Don't copy the pictures; return every other part of the records exactly.

Data excerpts
════

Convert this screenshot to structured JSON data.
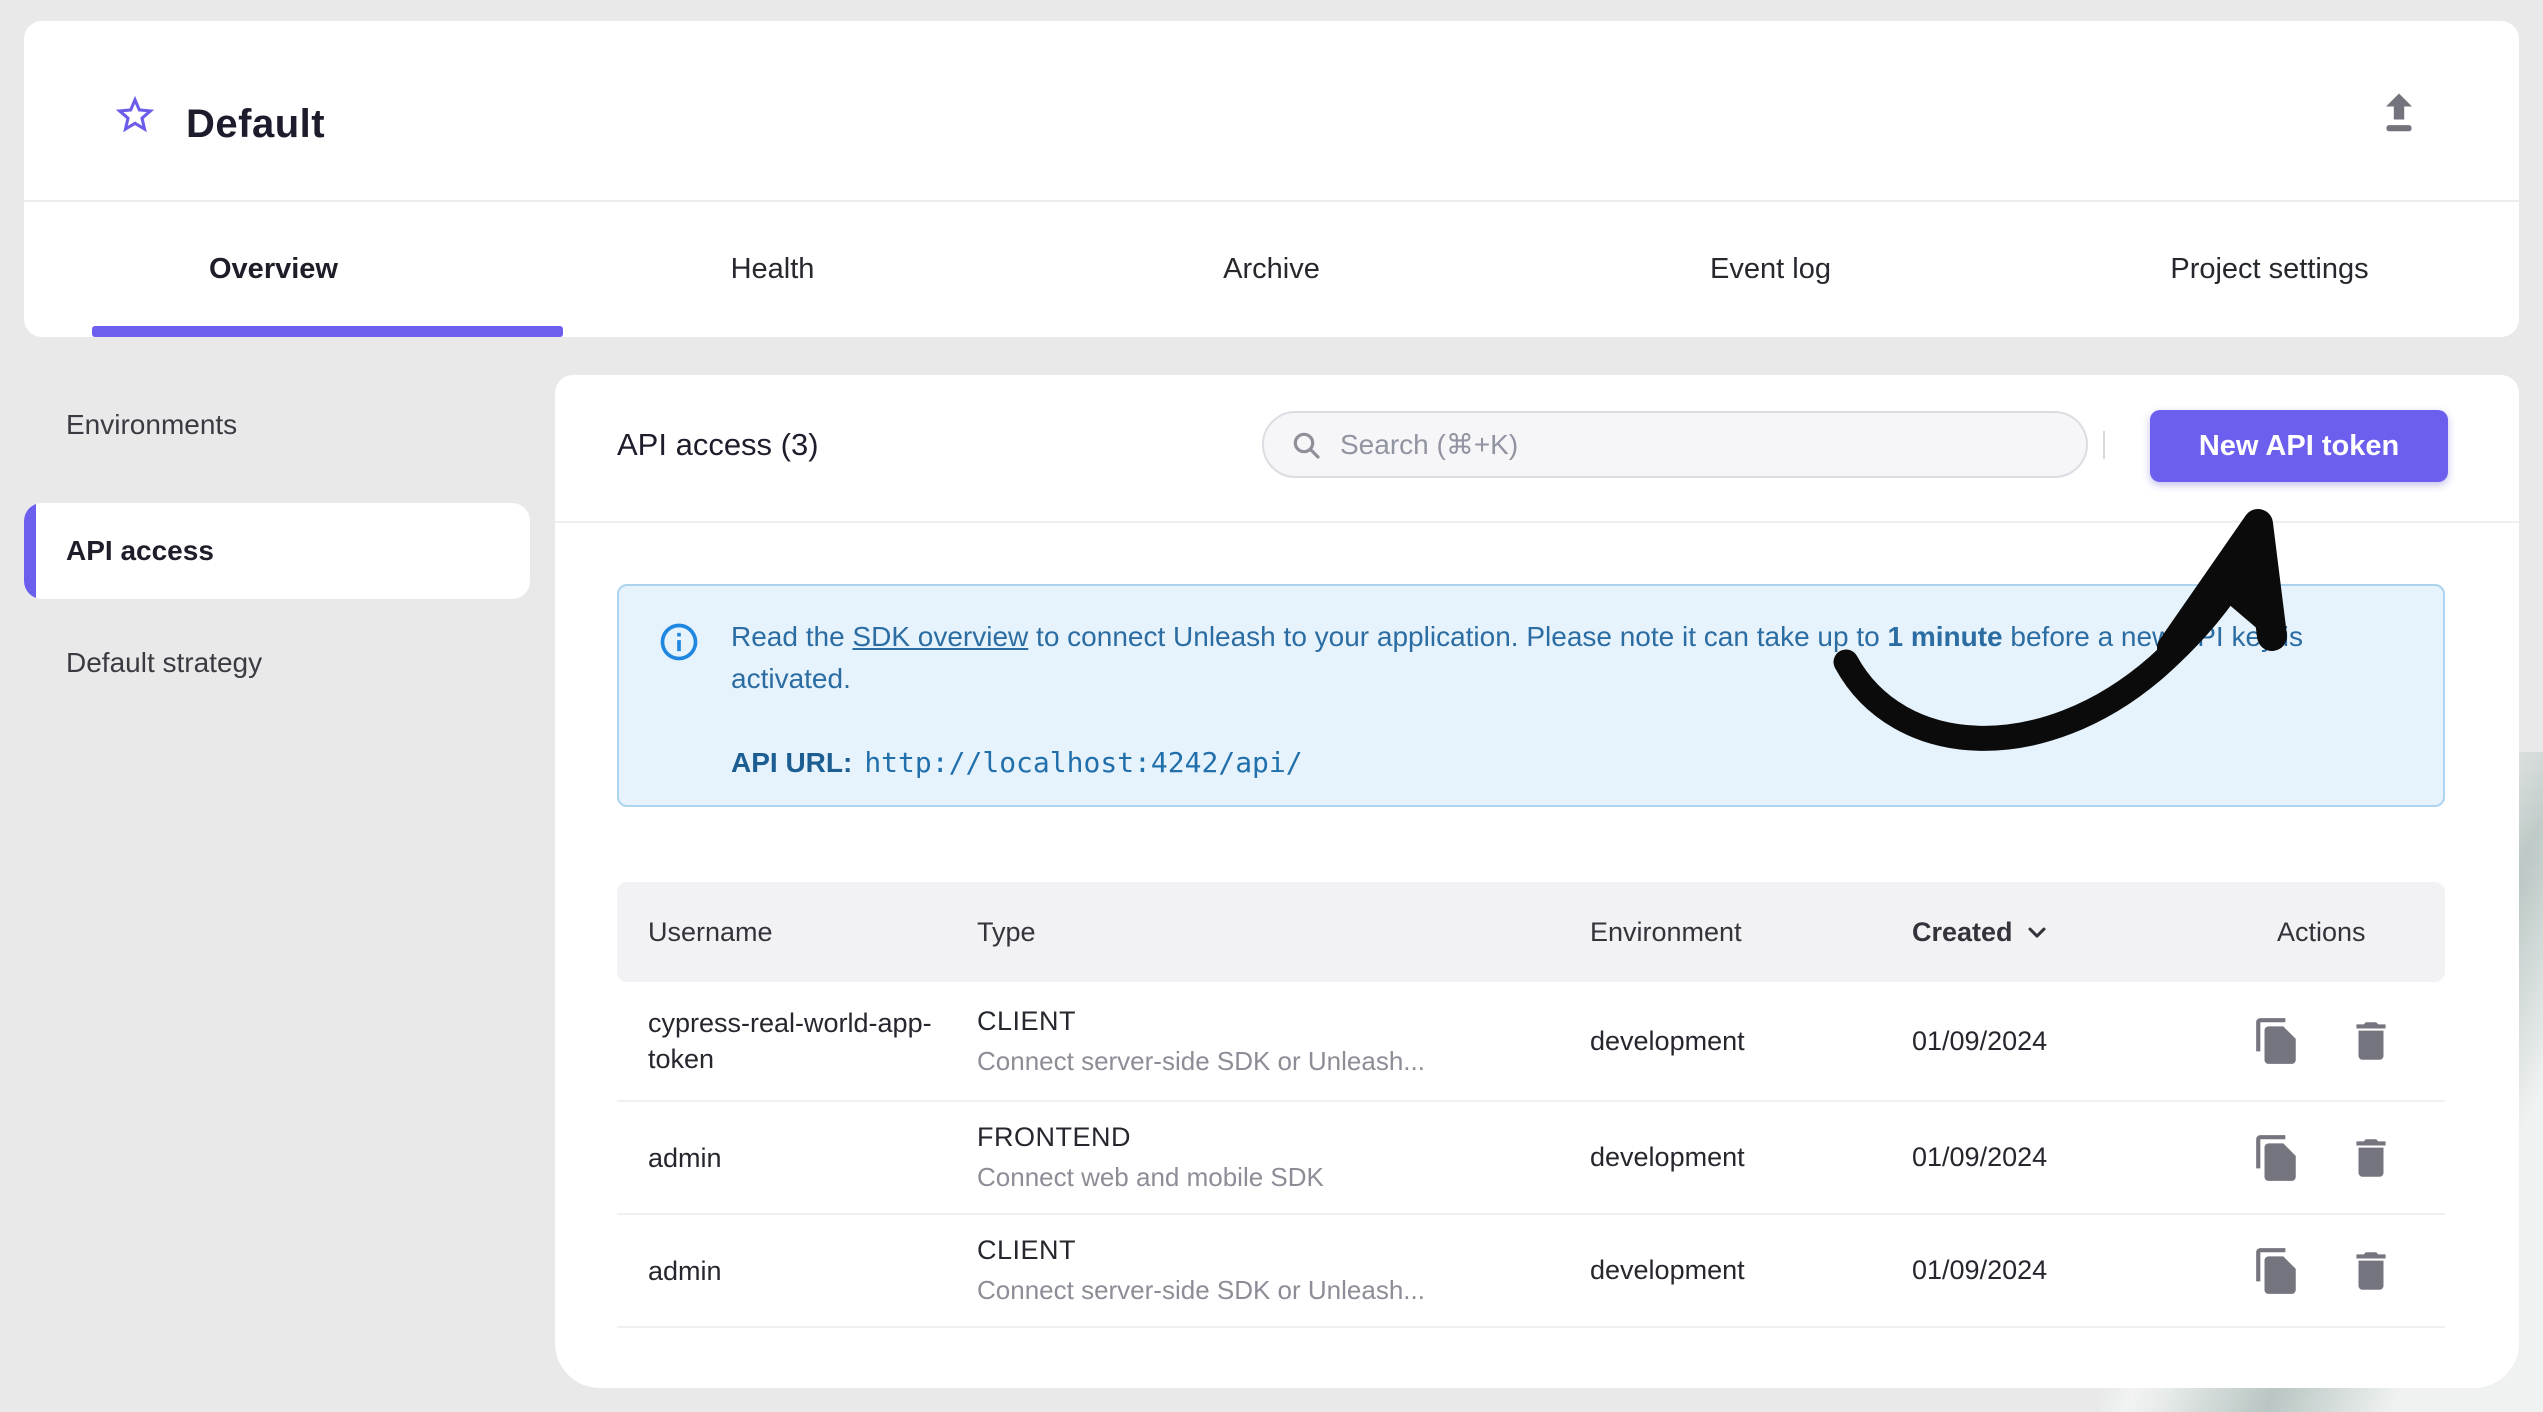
{
  "project": {
    "title": "Default"
  },
  "tabs": [
    {
      "label": "Overview",
      "active": true
    },
    {
      "label": "Health",
      "active": false
    },
    {
      "label": "Archive",
      "active": false
    },
    {
      "label": "Event log",
      "active": false
    },
    {
      "label": "Project settings",
      "active": false
    }
  ],
  "sidebar": {
    "items": [
      {
        "label": "Environments",
        "active": false
      },
      {
        "label": "API access",
        "active": true
      },
      {
        "label": "Default strategy",
        "active": false
      }
    ]
  },
  "main": {
    "title": "API access (3)",
    "search": {
      "placeholder": "Search (⌘+K)",
      "value": ""
    },
    "new_token_button": "New API token",
    "alert": {
      "text_before_link": "Read the ",
      "link_text": "SDK overview",
      "text_after_link": " to connect Unleash to your application. Please note it can take up to ",
      "bold_text": "1 minute",
      "text_end": " before a new API key is activated.",
      "api_url_label": "API URL:",
      "api_url_value": "http://localhost:4242/api/"
    },
    "table": {
      "headers": {
        "username": "Username",
        "type": "Type",
        "environment": "Environment",
        "created": "Created",
        "actions": "Actions"
      },
      "sorted_by": "Created",
      "rows": [
        {
          "username": "cypress-real-world-app-token",
          "type": "CLIENT",
          "type_desc": "Connect server-side SDK or Unleash...",
          "environment": "development",
          "created": "01/09/2024"
        },
        {
          "username": "admin",
          "type": "FRONTEND",
          "type_desc": "Connect web and mobile SDK",
          "environment": "development",
          "created": "01/09/2024"
        },
        {
          "username": "admin",
          "type": "CLIENT",
          "type_desc": "Connect server-side SDK or Unleash...",
          "environment": "development",
          "created": "01/09/2024"
        }
      ]
    }
  },
  "annotation": {
    "arrow_target": "new-api-token-button"
  },
  "colors": {
    "accent": "#6c5fee",
    "page_background": "#e9e9e9",
    "alert_background": "#e7f3fc",
    "alert_border": "#abd4ef",
    "alert_text": "#2b6da3",
    "alert_icon": "#1f87e0",
    "annotation_arrow": "#0b0b0b"
  }
}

════

● Result of this exercise:
Convert this screenshot to structured JSON data.
{
  "project": {
    "title": "Default"
  },
  "tabs": [
    {
      "label": "Overview",
      "active": true
    },
    {
      "label": "Health",
      "active": false
    },
    {
      "label": "Archive",
      "active": false
    },
    {
      "label": "Event log",
      "active": false
    },
    {
      "label": "Project settings",
      "active": false
    }
  ],
  "sidebar": {
    "items": [
      {
        "label": "Environments",
        "active": false
      },
      {
        "label": "API access",
        "active": true
      },
      {
        "label": "Default strategy",
        "active": false
      }
    ]
  },
  "main": {
    "title": "API access (3)",
    "search": {
      "placeholder": "Search (⌘+K)",
      "value": ""
    },
    "new_token_button": "New API token",
    "alert": {
      "text_before_link": "Read the ",
      "link_text": "SDK overview",
      "text_after_link": " to connect Unleash to your application. Please note it can take up to ",
      "bold_text": "1 minute",
      "text_end": " before a new API key is activated.",
      "api_url_label": "API URL:",
      "api_url_value": "http://localhost:4242/api/"
    },
    "table": {
      "headers": {
        "username": "Username",
        "type": "Type",
        "environment": "Environment",
        "created": "Created",
        "actions": "Actions"
      },
      "sorted_by": "Created",
      "rows": [
        {
          "username": "cypress-real-world-app-token",
          "type": "CLIENT",
          "type_desc": "Connect server-side SDK or Unleash...",
          "environment": "development",
          "created": "01/09/2024"
        },
        {
          "username": "admin",
          "type": "FRONTEND",
          "type_desc": "Connect web and mobile SDK",
          "environment": "development",
          "created": "01/09/2024"
        },
        {
          "username": "admin",
          "type": "CLIENT",
          "type_desc": "Connect server-side SDK or Unleash...",
          "environment": "development",
          "created": "01/09/2024"
        }
      ]
    }
  },
  "annotation": {
    "arrow_target": "new-api-token-button"
  },
  "colors": {
    "accent": "#6c5fee",
    "page_background": "#e9e9e9",
    "alert_background": "#e7f3fc",
    "alert_border": "#abd4ef",
    "alert_text": "#2b6da3",
    "alert_icon": "#1f87e0",
    "annotation_arrow": "#0b0b0b"
  }
}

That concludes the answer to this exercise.